begin THE DATA

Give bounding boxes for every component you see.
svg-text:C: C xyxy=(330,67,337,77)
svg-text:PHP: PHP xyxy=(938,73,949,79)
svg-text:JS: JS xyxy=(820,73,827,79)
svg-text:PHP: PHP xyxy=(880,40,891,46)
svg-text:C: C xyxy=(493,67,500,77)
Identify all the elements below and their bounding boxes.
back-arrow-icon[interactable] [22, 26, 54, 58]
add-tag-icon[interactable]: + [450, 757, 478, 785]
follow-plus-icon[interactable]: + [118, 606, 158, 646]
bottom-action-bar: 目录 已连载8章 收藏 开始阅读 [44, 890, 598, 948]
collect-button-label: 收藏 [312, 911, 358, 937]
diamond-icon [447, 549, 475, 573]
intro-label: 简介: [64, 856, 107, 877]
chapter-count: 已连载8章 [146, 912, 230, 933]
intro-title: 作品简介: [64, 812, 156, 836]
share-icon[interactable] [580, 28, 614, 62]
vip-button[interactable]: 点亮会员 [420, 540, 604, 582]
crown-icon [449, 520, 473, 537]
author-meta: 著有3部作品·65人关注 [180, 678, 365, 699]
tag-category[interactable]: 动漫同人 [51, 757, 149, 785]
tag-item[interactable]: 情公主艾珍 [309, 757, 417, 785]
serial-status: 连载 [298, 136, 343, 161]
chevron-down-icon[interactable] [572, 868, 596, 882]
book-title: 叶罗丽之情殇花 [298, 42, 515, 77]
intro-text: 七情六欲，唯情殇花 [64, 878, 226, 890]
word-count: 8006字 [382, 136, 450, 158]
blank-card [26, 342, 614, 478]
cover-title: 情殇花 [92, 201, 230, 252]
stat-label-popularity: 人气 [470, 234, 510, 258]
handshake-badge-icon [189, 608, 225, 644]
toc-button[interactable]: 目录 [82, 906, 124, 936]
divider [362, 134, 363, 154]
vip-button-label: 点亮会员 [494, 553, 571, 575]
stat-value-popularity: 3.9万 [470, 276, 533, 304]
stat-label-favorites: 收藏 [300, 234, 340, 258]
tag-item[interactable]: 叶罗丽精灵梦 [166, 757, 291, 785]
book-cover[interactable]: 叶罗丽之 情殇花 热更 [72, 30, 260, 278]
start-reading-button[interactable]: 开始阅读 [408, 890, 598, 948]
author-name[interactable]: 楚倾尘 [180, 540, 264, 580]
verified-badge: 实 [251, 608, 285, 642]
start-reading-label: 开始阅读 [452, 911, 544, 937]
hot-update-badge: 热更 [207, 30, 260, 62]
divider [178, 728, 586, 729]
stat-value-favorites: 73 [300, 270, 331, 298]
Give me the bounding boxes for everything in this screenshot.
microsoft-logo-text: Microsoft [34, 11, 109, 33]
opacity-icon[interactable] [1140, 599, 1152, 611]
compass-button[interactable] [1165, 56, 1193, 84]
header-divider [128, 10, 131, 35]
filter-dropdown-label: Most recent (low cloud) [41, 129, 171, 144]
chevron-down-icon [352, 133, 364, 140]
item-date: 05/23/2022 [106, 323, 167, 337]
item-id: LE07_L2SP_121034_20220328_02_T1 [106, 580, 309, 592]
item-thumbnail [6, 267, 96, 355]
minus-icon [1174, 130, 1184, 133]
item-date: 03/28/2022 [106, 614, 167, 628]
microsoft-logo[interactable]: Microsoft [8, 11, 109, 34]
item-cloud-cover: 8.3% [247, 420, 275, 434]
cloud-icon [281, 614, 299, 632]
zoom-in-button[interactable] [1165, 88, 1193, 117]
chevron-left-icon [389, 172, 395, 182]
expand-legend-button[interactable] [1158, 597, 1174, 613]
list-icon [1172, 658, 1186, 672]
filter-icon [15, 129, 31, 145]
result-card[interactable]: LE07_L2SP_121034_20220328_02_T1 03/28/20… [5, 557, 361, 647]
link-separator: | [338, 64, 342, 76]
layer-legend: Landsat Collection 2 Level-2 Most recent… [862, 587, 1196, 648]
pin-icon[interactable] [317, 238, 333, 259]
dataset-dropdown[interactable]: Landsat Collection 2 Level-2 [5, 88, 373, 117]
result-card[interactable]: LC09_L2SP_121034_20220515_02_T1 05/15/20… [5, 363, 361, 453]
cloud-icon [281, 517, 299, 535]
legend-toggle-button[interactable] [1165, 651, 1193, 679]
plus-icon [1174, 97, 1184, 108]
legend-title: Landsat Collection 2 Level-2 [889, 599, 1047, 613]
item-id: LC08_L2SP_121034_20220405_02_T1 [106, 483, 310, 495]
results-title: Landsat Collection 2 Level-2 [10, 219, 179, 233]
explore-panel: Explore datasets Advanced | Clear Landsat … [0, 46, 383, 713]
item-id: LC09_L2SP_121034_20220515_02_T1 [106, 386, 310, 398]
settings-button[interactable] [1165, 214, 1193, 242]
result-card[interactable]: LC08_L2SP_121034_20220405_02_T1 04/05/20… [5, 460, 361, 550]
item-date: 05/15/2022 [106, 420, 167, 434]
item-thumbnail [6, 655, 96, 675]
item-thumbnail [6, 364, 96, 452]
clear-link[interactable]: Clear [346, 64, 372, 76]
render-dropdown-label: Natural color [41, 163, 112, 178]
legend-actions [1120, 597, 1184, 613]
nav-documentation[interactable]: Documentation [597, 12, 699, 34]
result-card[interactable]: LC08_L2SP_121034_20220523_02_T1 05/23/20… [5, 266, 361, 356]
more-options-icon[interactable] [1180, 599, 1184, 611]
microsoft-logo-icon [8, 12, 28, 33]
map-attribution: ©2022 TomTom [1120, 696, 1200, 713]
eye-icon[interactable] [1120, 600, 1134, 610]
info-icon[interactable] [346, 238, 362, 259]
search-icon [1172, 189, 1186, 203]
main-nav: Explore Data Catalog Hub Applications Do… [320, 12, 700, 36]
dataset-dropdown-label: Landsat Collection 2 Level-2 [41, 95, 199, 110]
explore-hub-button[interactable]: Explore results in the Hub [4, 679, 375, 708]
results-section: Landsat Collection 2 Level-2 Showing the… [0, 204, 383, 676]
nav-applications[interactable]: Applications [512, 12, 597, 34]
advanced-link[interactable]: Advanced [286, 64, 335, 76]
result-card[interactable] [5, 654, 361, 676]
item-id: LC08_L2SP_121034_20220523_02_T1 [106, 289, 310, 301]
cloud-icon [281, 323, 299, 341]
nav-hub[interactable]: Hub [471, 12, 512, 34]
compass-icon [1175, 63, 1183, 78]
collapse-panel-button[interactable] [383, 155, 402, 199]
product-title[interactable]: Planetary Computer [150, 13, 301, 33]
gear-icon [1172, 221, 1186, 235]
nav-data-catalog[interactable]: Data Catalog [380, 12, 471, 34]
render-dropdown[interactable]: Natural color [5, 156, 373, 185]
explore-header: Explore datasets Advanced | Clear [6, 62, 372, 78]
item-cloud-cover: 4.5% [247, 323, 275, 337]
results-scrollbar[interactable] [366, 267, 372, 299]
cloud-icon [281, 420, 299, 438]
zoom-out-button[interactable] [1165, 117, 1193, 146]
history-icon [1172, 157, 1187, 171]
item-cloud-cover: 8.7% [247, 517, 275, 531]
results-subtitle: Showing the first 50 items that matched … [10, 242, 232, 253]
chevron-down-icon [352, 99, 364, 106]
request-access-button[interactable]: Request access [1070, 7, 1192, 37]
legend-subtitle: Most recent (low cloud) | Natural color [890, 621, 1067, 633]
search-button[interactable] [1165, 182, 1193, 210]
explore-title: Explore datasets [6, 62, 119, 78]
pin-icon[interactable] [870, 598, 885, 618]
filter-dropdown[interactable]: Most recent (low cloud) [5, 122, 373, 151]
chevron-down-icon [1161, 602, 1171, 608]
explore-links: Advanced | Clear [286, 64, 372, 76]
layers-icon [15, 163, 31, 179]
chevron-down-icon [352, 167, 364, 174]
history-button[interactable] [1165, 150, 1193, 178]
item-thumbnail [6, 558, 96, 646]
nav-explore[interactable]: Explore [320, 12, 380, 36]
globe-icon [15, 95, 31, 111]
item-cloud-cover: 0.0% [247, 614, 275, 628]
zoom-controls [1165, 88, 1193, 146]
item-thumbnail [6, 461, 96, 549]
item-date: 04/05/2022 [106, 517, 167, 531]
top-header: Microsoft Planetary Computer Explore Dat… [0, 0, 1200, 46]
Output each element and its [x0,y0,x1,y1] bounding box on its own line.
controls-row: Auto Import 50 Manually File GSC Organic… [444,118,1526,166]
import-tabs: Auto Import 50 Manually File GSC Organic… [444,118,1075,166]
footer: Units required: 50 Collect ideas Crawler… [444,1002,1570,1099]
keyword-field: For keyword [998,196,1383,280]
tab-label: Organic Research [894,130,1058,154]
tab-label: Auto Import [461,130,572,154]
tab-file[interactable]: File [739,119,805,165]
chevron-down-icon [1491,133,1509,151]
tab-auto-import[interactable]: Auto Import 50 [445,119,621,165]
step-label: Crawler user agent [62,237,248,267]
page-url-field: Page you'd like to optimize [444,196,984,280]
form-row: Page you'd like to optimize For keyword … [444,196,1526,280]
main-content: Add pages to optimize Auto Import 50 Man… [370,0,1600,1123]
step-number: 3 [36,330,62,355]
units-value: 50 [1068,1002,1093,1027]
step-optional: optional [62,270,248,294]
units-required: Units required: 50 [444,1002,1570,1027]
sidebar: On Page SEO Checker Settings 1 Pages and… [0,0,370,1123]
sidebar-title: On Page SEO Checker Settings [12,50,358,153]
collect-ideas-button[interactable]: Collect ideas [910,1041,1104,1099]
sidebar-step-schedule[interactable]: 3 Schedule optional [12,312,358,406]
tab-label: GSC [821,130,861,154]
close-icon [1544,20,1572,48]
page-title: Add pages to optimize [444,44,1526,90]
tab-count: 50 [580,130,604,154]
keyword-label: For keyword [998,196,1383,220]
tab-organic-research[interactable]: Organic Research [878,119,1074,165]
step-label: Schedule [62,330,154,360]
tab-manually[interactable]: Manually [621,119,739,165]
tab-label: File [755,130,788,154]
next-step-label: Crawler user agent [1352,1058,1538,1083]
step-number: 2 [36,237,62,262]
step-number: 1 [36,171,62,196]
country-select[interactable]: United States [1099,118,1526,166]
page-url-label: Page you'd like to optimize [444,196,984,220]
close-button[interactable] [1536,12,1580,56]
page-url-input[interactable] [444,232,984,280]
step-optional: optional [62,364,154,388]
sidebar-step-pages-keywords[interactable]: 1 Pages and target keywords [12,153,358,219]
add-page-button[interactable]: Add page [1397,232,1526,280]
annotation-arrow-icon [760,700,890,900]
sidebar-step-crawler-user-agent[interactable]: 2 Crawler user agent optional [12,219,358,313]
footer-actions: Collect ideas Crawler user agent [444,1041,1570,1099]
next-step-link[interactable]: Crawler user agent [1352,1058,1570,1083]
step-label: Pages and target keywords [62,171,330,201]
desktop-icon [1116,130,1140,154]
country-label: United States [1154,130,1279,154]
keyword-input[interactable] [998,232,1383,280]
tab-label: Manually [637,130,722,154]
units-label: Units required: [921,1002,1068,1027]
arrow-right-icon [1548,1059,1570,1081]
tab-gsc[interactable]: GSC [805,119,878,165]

end THE DATA

= YOUR TASK =
Report every line of the records that contains the string "Planetary".

= WORKED ANSWER =
product-title[interactable]: Planetary Computer [150, 13, 301, 33]
top-header: Microsoft Planetary Computer Explore Dat… [0, 0, 1200, 46]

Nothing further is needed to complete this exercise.